**WHAT YOU SHOULD DO**
Count the lines below that contain the word "against", and reply with that number alone.

**Source data**
——

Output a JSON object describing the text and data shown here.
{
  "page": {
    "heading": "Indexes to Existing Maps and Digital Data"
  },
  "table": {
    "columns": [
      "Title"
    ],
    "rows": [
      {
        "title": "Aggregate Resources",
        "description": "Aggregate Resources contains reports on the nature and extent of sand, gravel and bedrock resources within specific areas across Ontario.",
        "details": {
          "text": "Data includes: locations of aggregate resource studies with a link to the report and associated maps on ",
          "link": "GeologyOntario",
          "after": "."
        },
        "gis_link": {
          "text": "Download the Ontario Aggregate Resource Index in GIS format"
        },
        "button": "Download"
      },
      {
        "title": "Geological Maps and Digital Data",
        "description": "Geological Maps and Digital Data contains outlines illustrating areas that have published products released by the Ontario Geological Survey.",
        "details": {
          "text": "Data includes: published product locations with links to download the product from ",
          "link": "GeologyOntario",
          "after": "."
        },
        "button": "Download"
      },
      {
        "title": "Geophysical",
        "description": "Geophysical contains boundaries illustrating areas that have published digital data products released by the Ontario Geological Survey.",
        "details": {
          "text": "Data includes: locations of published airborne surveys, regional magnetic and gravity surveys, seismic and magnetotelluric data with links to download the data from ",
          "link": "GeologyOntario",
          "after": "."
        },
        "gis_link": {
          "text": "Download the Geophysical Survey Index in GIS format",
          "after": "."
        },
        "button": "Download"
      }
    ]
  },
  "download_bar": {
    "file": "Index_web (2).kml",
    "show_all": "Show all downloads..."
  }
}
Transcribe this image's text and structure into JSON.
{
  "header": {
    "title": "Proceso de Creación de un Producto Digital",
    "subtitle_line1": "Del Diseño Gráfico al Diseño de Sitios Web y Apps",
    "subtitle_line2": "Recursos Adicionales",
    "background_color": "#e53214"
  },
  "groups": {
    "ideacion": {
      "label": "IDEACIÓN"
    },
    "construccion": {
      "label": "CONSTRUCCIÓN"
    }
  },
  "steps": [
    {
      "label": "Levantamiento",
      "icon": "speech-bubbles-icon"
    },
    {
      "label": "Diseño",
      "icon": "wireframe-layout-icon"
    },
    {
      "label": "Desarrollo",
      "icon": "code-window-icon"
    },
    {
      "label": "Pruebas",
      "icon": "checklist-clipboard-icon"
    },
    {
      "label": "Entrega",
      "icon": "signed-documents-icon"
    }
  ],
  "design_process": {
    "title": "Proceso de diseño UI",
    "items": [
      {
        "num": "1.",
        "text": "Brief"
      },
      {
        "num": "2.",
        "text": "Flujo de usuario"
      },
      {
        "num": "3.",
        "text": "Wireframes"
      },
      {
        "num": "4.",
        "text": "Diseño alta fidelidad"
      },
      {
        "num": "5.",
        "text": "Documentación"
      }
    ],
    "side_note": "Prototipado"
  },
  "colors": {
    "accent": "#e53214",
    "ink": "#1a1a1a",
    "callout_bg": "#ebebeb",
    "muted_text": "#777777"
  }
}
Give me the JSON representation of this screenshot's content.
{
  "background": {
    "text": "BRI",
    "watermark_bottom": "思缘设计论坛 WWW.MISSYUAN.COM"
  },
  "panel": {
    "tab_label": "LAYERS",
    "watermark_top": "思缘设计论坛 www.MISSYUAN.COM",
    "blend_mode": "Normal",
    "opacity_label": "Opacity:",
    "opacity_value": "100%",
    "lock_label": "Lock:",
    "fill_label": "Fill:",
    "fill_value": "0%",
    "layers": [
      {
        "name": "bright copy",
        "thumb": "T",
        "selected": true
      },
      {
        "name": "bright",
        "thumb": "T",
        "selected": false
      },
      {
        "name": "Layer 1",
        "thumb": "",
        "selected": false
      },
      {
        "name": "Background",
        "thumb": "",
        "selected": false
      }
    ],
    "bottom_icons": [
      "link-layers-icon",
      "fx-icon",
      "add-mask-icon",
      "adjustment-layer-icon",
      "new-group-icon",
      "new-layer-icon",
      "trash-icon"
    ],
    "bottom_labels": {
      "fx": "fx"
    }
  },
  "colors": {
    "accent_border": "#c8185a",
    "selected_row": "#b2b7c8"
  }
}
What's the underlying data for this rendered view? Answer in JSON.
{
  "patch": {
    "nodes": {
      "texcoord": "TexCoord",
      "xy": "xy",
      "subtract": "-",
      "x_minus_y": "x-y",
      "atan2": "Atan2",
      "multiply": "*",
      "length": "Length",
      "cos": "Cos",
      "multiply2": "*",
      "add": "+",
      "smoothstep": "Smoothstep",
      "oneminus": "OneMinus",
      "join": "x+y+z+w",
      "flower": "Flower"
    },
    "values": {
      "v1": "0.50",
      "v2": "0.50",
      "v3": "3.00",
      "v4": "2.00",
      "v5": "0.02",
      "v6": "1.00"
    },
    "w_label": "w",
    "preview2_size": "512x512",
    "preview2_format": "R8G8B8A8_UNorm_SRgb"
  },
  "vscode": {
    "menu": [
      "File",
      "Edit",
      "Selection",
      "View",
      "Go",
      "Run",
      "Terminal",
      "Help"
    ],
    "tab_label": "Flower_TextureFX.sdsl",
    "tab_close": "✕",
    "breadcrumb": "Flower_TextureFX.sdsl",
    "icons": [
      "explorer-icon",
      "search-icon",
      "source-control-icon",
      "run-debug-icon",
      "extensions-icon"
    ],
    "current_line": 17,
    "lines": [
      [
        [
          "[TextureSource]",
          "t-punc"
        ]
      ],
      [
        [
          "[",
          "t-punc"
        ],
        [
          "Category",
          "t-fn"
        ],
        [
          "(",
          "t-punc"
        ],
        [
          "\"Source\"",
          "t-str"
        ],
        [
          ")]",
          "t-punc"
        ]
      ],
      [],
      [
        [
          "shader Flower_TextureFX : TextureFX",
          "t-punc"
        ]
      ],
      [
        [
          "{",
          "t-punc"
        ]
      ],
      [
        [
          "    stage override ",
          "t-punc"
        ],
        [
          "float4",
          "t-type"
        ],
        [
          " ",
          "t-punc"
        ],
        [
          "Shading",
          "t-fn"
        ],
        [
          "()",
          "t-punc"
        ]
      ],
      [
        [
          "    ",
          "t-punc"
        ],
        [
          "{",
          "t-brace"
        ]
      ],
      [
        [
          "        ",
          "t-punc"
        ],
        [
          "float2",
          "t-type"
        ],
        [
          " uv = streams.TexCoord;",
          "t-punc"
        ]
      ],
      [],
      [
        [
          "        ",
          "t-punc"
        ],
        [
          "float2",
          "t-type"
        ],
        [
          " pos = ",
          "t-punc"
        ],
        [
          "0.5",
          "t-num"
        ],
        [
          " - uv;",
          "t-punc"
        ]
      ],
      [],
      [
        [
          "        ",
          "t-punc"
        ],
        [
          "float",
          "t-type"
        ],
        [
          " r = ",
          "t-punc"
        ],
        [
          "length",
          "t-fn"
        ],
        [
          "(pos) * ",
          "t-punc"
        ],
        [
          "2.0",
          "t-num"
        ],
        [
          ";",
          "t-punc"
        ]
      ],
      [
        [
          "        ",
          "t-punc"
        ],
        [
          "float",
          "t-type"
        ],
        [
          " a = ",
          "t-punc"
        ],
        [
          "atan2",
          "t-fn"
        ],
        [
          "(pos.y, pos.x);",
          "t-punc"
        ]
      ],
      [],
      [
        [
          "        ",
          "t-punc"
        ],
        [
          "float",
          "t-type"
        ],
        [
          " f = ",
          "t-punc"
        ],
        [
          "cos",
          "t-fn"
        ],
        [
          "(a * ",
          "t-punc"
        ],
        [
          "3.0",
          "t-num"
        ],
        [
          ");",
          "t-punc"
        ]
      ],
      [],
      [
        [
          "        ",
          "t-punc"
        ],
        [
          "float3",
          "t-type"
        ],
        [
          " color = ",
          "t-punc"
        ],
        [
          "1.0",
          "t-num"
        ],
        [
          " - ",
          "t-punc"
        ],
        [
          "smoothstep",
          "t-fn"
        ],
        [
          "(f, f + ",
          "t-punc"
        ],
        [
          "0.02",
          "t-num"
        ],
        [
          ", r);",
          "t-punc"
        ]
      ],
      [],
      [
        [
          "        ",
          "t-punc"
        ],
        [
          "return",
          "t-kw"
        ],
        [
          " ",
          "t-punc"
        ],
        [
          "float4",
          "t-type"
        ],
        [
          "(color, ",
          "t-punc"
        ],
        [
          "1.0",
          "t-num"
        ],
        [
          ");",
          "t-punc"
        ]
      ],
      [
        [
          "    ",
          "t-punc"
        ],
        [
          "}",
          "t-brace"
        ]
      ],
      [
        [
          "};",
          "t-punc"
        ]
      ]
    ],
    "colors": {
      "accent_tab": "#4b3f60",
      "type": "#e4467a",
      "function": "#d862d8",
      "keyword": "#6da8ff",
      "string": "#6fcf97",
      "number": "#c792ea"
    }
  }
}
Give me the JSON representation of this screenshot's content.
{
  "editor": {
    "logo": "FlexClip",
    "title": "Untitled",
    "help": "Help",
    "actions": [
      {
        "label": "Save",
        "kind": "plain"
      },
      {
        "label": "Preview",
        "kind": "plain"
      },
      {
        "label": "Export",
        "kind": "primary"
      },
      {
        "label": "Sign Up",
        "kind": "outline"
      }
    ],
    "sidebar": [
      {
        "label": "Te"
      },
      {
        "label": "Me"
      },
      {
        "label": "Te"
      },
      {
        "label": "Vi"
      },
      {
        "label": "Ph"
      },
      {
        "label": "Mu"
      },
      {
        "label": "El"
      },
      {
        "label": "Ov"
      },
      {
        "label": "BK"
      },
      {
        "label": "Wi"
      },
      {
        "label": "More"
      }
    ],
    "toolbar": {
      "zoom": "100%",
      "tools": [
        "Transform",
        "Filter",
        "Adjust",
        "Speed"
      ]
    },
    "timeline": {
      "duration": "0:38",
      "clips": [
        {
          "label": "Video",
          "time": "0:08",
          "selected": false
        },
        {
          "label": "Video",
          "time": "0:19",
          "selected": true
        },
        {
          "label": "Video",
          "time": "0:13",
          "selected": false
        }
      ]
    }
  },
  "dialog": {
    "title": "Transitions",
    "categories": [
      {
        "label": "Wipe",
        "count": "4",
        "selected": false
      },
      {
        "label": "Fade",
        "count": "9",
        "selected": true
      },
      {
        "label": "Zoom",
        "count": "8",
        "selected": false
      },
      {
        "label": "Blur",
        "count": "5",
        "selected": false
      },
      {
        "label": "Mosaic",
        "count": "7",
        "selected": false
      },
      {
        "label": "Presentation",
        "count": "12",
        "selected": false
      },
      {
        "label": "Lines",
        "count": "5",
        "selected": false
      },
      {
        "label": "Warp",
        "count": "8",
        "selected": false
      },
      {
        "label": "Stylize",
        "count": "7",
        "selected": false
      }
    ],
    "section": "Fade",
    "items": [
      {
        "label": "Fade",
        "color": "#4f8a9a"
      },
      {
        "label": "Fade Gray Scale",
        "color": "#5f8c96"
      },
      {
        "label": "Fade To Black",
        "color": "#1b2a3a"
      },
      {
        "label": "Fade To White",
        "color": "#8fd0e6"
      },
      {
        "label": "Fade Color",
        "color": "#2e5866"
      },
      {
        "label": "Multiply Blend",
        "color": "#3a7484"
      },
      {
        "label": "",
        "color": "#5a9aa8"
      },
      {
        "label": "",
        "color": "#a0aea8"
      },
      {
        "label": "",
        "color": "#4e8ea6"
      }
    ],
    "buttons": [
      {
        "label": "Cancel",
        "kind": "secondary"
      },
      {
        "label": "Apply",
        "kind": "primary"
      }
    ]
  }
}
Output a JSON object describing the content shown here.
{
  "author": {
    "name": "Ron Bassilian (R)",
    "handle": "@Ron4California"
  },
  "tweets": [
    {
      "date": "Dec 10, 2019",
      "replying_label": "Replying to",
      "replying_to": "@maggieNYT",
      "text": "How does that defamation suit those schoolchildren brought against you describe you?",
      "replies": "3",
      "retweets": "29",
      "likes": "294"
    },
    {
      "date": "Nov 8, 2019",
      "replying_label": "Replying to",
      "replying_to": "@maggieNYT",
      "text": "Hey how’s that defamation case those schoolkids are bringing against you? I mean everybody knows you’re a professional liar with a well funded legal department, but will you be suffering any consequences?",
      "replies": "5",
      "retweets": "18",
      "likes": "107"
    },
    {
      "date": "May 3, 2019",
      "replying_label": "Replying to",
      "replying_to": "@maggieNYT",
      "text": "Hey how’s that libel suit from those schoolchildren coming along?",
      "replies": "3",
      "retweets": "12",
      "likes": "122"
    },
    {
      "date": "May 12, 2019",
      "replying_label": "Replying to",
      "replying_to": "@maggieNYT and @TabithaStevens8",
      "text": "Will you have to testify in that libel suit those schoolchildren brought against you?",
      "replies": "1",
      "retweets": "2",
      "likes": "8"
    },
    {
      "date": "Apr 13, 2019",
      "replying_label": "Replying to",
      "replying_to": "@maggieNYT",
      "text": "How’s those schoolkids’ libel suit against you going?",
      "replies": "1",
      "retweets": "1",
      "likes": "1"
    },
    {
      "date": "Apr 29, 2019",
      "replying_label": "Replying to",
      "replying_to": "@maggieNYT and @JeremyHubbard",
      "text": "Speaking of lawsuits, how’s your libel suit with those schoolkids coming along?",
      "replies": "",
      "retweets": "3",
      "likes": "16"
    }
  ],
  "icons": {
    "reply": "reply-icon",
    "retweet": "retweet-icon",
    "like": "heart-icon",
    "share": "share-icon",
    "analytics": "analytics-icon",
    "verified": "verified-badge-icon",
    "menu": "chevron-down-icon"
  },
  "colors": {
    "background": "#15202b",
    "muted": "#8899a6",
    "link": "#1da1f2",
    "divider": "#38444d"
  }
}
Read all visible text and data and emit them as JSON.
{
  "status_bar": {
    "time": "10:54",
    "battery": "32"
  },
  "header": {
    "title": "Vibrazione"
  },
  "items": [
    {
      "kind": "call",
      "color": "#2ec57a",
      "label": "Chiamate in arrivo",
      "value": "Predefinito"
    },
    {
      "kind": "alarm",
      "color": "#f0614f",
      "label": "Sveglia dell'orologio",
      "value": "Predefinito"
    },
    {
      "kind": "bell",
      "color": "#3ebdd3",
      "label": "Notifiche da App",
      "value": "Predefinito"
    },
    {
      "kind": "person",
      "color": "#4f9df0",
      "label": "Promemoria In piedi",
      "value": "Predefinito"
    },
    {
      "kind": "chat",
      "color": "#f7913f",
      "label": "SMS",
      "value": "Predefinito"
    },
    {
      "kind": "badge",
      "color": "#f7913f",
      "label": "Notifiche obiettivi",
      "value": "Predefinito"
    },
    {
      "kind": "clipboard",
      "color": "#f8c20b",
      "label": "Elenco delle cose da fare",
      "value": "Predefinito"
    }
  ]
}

——

**RESPONSE TO THIS TASK**
4